BRIEF:
Your answer should be a single number: how many lines in the data below hold the string "transport".

GIVEN ENTRIES:

:::::

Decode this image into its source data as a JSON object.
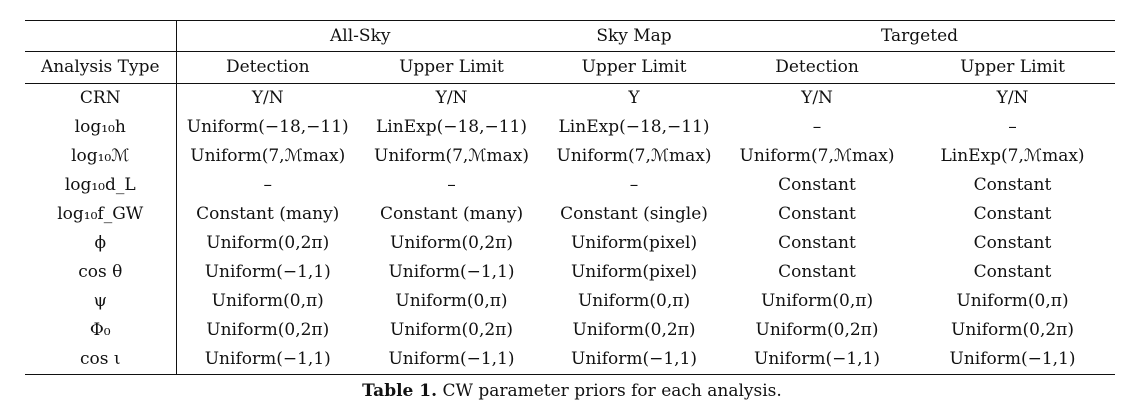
{
  "table": {
    "groups": [
      "All-Sky",
      "Sky Map",
      "Targeted"
    ],
    "headers": [
      "Analysis Type",
      "Detection",
      "Upper Limit",
      "Upper Limit",
      "Detection",
      "Upper Limit"
    ],
    "rows": [
      {
        "param": "CRN",
        "cells": [
          "Y/N",
          "Y/N",
          "Y",
          "Y/N",
          "Y/N"
        ]
      },
      {
        "param": "log₁₀h",
        "cells": [
          "Uniform(−18,−11)",
          "LinExp(−18,−11)",
          "LinExp(−18,−11)",
          "–",
          "–"
        ]
      },
      {
        "param": "log₁₀ℳ",
        "cells": [
          "Uniform(7,ℳmax)",
          "Uniform(7,ℳmax)",
          "Uniform(7,ℳmax)",
          "Uniform(7,ℳmax)",
          "LinExp(7,ℳmax)"
        ]
      },
      {
        "param": "log₁₀d_L",
        "cells": [
          "–",
          "–",
          "–",
          "Constant",
          "Constant"
        ]
      },
      {
        "param": "log₁₀f_GW",
        "cells": [
          "Constant (many)",
          "Constant (many)",
          "Constant (single)",
          "Constant",
          "Constant"
        ]
      },
      {
        "param": "ϕ",
        "cells": [
          "Uniform(0,2π)",
          "Uniform(0,2π)",
          "Uniform(pixel)",
          "Constant",
          "Constant"
        ]
      },
      {
        "param": "cos θ",
        "cells": [
          "Uniform(−1,1)",
          "Uniform(−1,1)",
          "Uniform(pixel)",
          "Constant",
          "Constant"
        ]
      },
      {
        "param": "ψ",
        "cells": [
          "Uniform(0,π)",
          "Uniform(0,π)",
          "Uniform(0,π)",
          "Uniform(0,π)",
          "Uniform(0,π)"
        ]
      },
      {
        "param": "Φ₀",
        "cells": [
          "Uniform(0,2π)",
          "Uniform(0,2π)",
          "Uniform(0,2π)",
          "Uniform(0,2π)",
          "Uniform(0,2π)"
        ]
      },
      {
        "param": "cos ι",
        "cells": [
          "Uniform(−1,1)",
          "Uniform(−1,1)",
          "Uniform(−1,1)",
          "Uniform(−1,1)",
          "Uniform(−1,1)"
        ]
      }
    ]
  },
  "caption": {
    "label": "Table 1.",
    "text": "CW parameter priors for each analysis."
  }
}
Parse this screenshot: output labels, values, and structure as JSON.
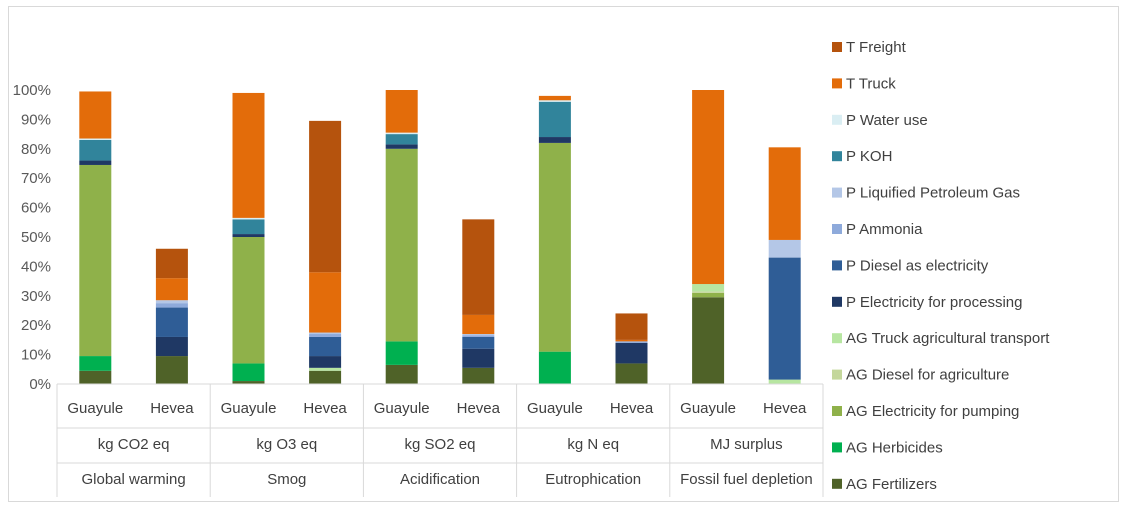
{
  "chart_data": {
    "type": "bar",
    "stacked": true,
    "y_axis": {
      "min": 0,
      "max": 100,
      "unit": "%",
      "ticks": [
        "0%",
        "10%",
        "20%",
        "30%",
        "40%",
        "50%",
        "60%",
        "70%",
        "80%",
        "90%",
        "100%"
      ]
    },
    "categories": [
      "Guayule",
      "Hevea",
      "Guayule",
      "Hevea",
      "Guayule",
      "Hevea",
      "Guayule",
      "Hevea",
      "Guayule",
      "Hevea"
    ],
    "groups": [
      {
        "unit": "kg CO2 eq",
        "category": "Global warming"
      },
      {
        "unit": "kg O3 eq",
        "category": "Smog"
      },
      {
        "unit": "kg SO2 eq",
        "category": "Acidification"
      },
      {
        "unit": "kg N eq",
        "category": "Eutrophication"
      },
      {
        "unit": "MJ surplus",
        "category": "Fossil fuel depletion"
      }
    ],
    "series": [
      {
        "name": "AG Fertilizers",
        "color": "#4f6228",
        "values": [
          4.5,
          9.5,
          1.0,
          4.5,
          6.5,
          5.5,
          0.0,
          7.0,
          29.5,
          0.0
        ]
      },
      {
        "name": "AG Herbicides",
        "color": "#00b050",
        "values": [
          5.0,
          0.0,
          6.0,
          0.0,
          8.0,
          0.0,
          11.0,
          0.0,
          0.0,
          0.0
        ]
      },
      {
        "name": "AG Electricity for pumping",
        "color": "#8fb14a",
        "values": [
          65.0,
          0.0,
          43.0,
          0.0,
          65.5,
          0.0,
          71.0,
          0.0,
          1.5,
          0.0
        ]
      },
      {
        "name": "AG Diesel for agriculture",
        "color": "#c4d79b",
        "values": [
          0.0,
          0.0,
          0.0,
          0.0,
          0.0,
          0.0,
          0.0,
          0.0,
          0.5,
          0.0
        ]
      },
      {
        "name": "AG Truck agricultural transport",
        "color": "#b7e6a1",
        "values": [
          0.0,
          0.0,
          0.0,
          1.0,
          0.0,
          0.0,
          0.0,
          0.0,
          2.5,
          1.5
        ]
      },
      {
        "name": "P Electricity for processing",
        "color": "#1f3864",
        "values": [
          1.5,
          6.5,
          1.0,
          4.0,
          1.5,
          6.5,
          2.0,
          7.0,
          0.0,
          0.0
        ]
      },
      {
        "name": "P Diesel as electricity",
        "color": "#2f5d96",
        "values": [
          0.0,
          10.0,
          0.0,
          6.5,
          0.0,
          4.0,
          0.0,
          0.0,
          0.0,
          41.5
        ]
      },
      {
        "name": "P Ammonia",
        "color": "#8eaadb",
        "values": [
          0.0,
          1.5,
          0.0,
          1.0,
          0.0,
          0.5,
          0.0,
          0.5,
          0.0,
          0.0
        ]
      },
      {
        "name": "P Liquified Petroleum Gas",
        "color": "#b4c7e7",
        "values": [
          0.0,
          1.0,
          0.0,
          0.5,
          0.0,
          0.5,
          0.0,
          0.0,
          0.0,
          6.0
        ]
      },
      {
        "name": "P KOH",
        "color": "#31849b",
        "values": [
          7.0,
          0.0,
          5.0,
          0.0,
          3.5,
          0.0,
          12.0,
          0.0,
          0.0,
          0.0
        ]
      },
      {
        "name": "P Water use",
        "color": "#daeef3",
        "values": [
          0.5,
          0.0,
          0.5,
          0.0,
          0.5,
          0.0,
          0.5,
          0.0,
          0.0,
          0.0
        ]
      },
      {
        "name": "T Truck",
        "color": "#e36c0a",
        "values": [
          16.0,
          7.5,
          42.5,
          20.5,
          14.5,
          6.5,
          1.5,
          0.5,
          66.0,
          31.5
        ]
      },
      {
        "name": "T Freight",
        "color": "#b5530d",
        "values": [
          0.0,
          10.0,
          0.0,
          51.5,
          0.0,
          32.5,
          0.0,
          9.0,
          0.0,
          0.0
        ]
      }
    ],
    "legend_order": [
      "T Freight",
      "T Truck",
      "P Water use",
      "P KOH",
      "P Liquified Petroleum Gas",
      "P Ammonia",
      "P Diesel as electricity",
      "P Electricity for processing",
      "AG Truck agricultural transport",
      "AG Diesel for agriculture",
      "AG Electricity for pumping",
      "AG Herbicides",
      "AG Fertilizers"
    ],
    "legend_position": "right",
    "grid": false
  }
}
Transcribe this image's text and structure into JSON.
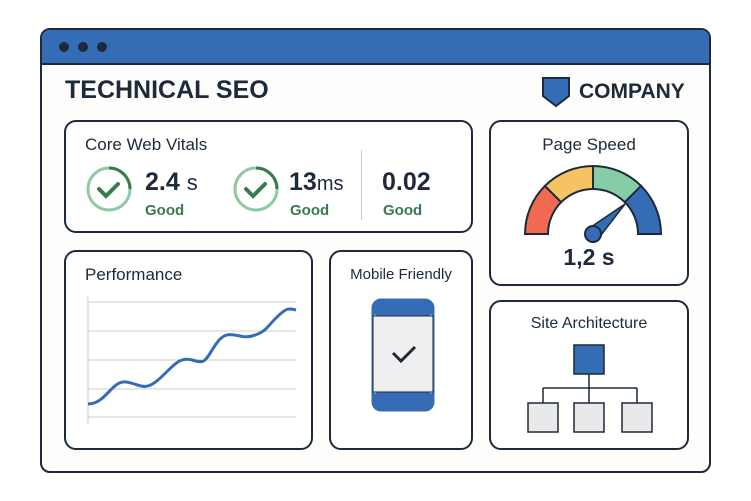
{
  "header": {
    "title": "TECHNICAL SEO",
    "brand": "COMPANY"
  },
  "core_web_vitals": {
    "title": "Core Web Vitals",
    "metrics": [
      {
        "value": "2.4",
        "unit": "s",
        "status": "Good",
        "icon": "check-circle-icon"
      },
      {
        "value": "13",
        "unit": "ms",
        "status": "Good",
        "icon": "check-circle-icon"
      },
      {
        "value": "0.02",
        "unit": "",
        "status": "Good"
      }
    ]
  },
  "page_speed": {
    "title": "Page Speed",
    "value": "1,2 s",
    "gauge_colors": [
      "#ef6a50",
      "#f7c262",
      "#86cca6",
      "#346db6"
    ]
  },
  "performance": {
    "title": "Performance"
  },
  "mobile": {
    "title": "Mobile Friendly",
    "icon": "phone-check-icon"
  },
  "site_architecture": {
    "title": "Site Architecture",
    "icon": "sitemap-icon"
  },
  "colors": {
    "accent": "#346db6",
    "good": "#3a7a4f",
    "ink": "#1c2a3a"
  }
}
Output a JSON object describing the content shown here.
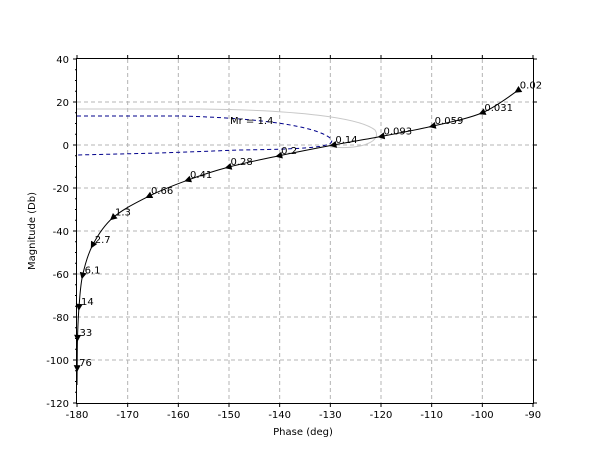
{
  "chart_data": {
    "type": "line",
    "xlabel": "Phase (deg)",
    "ylabel": "Magnitude (Db)",
    "xlim": [
      -180,
      -90
    ],
    "ylim": [
      -120,
      40
    ],
    "xticks": [
      -180,
      -170,
      -160,
      -150,
      -140,
      -130,
      -120,
      -110,
      -100,
      -90
    ],
    "yticks": [
      -120,
      -100,
      -80,
      -60,
      -40,
      -20,
      0,
      20,
      40
    ],
    "grid": true,
    "colors": {
      "curve": "#000000",
      "grid": "#b4b4b4",
      "contour_mr": "#00008b",
      "contour_gray": "#c8c8c8"
    },
    "series": [
      {
        "points": [
          {
            "x": -93,
            "y": 25.3,
            "label": "0.02"
          },
          {
            "x": -100,
            "y": 15.0,
            "label": "0.031"
          },
          {
            "x": -109.8,
            "y": 8.8,
            "label": "0.059"
          },
          {
            "x": -119.9,
            "y": 4.0,
            "label": "0.093"
          },
          {
            "x": -129.4,
            "y": 0.0,
            "label": "0.14"
          },
          {
            "x": -140.1,
            "y": -5.0,
            "label": "0.2"
          },
          {
            "x": -150.1,
            "y": -10.3,
            "label": "0.28"
          },
          {
            "x": -158.1,
            "y": -16.3,
            "label": "0.41"
          },
          {
            "x": -165.8,
            "y": -23.8,
            "label": "0.66"
          },
          {
            "x": -172.9,
            "y": -33.8,
            "label": "1.3"
          },
          {
            "x": -176.9,
            "y": -46.5,
            "label": "2.7"
          },
          {
            "x": -178.9,
            "y": -60.7,
            "label": "6.1"
          },
          {
            "x": -179.6,
            "y": -75.3,
            "label": "14"
          },
          {
            "x": -179.9,
            "y": -89.7,
            "label": "33"
          },
          {
            "x": -179.97,
            "y": -103.8,
            "label": "76"
          }
        ]
      }
    ],
    "annotations": [
      {
        "text": "Mr = 1.4"
      }
    ]
  }
}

:::::

RESULT FOR THIS EXERCISE:
2